INPUT DATA:
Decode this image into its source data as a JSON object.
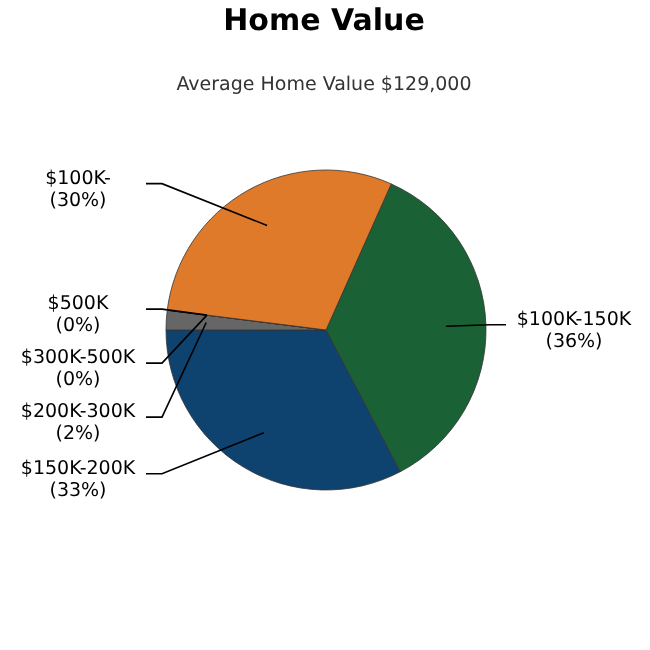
{
  "chart_data": {
    "type": "pie",
    "title": "Home Value",
    "subtitle": "Average Home Value  $129,000",
    "categories": [
      "$100K-150K",
      "$150K-200K",
      "$200K-300K",
      "$500K",
      "$300K-500K",
      "$100K-"
    ],
    "values": [
      36,
      33,
      2,
      0,
      0,
      30
    ],
    "value_labels": [
      "(36%)",
      "(33%)",
      "(2%)",
      "(0%)",
      "(0%)",
      "(30%)"
    ],
    "colors": [
      "#1a6136",
      "#0e426f",
      "#666666",
      "#555555",
      "#777777",
      "#e07a2b"
    ]
  }
}
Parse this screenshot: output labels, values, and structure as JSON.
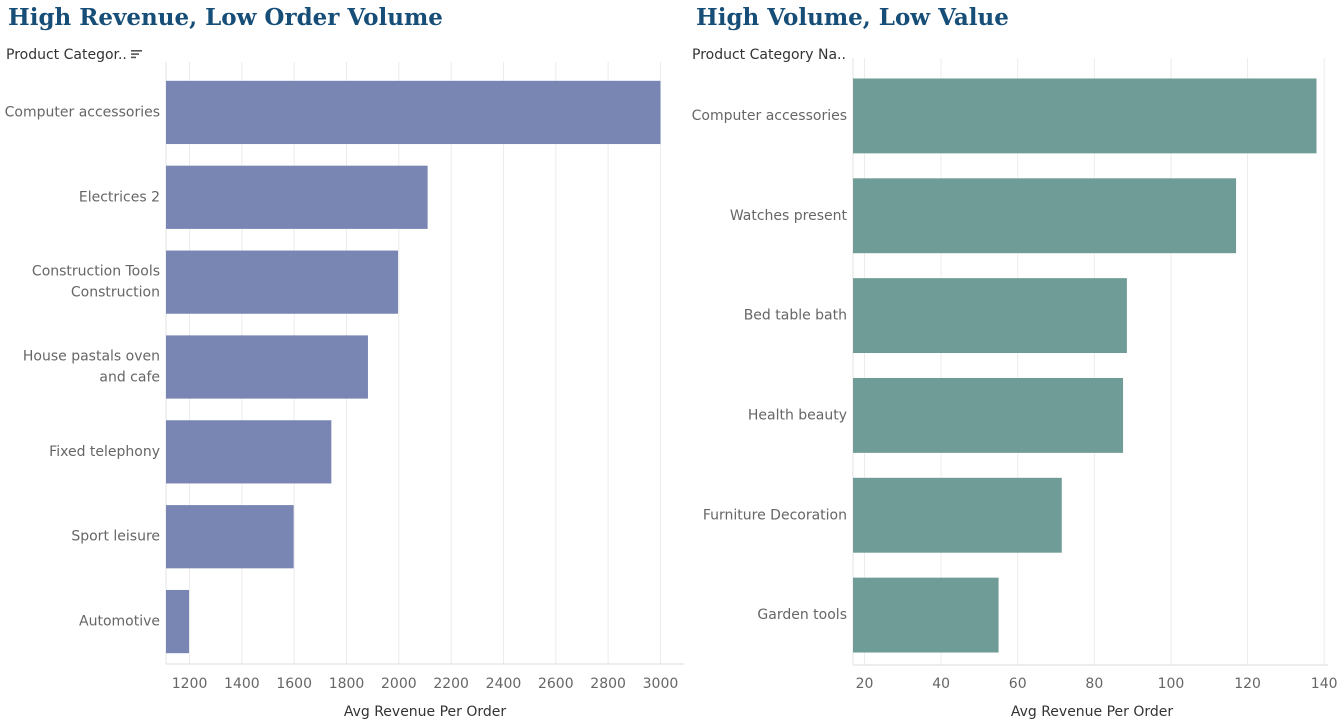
{
  "chart_data": [
    {
      "type": "bar",
      "orientation": "horizontal",
      "title": "High Revenue, Low Order Volume",
      "field_header": "Product Categor..",
      "categories": [
        [
          "Computer accessories"
        ],
        [
          "Electrices 2"
        ],
        [
          "Construction Tools",
          "Construction"
        ],
        [
          "House pastals oven",
          "and cafe"
        ],
        [
          "Fixed telephony"
        ],
        [
          "Sport leisure"
        ],
        [
          "Automotive"
        ]
      ],
      "values": [
        3000,
        2110,
        1997,
        1882,
        1742,
        1598,
        1198
      ],
      "xlabel": "Avg Revenue Per Order",
      "xlim": [
        1110,
        3090
      ],
      "xticks": [
        1200,
        1400,
        1600,
        1800,
        2000,
        2200,
        2400,
        2600,
        2800,
        3000
      ],
      "color": "#7986b4",
      "grid": true
    },
    {
      "type": "bar",
      "orientation": "horizontal",
      "title": "High Volume, Low Value",
      "field_header": "Product Category Na..",
      "categories": [
        [
          "Computer accessories"
        ],
        [
          "Watches present"
        ],
        [
          "Bed table bath"
        ],
        [
          "Health beauty"
        ],
        [
          "Furniture Decoration"
        ],
        [
          "Garden tools"
        ]
      ],
      "values": [
        138,
        117,
        88.5,
        87.5,
        71.5,
        55
      ],
      "xlabel": "Avg Revenue Per Order",
      "xlim": [
        17,
        141
      ],
      "xticks": [
        20,
        40,
        60,
        80,
        100,
        120,
        140
      ],
      "color": "#6f9c96",
      "grid": true
    }
  ],
  "colors": {
    "title": "#164e78",
    "gridline": "#ececec",
    "label": "#666666"
  },
  "icons": {
    "sort": "sort-descending-icon"
  }
}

AIM:
Filter the listing above by the word "this"; copy each line that passes.

TASK OUTPUT:
Decode this image into its source data as a JSON object.
Parse this screenshot: output labels, values, and structure as JSON.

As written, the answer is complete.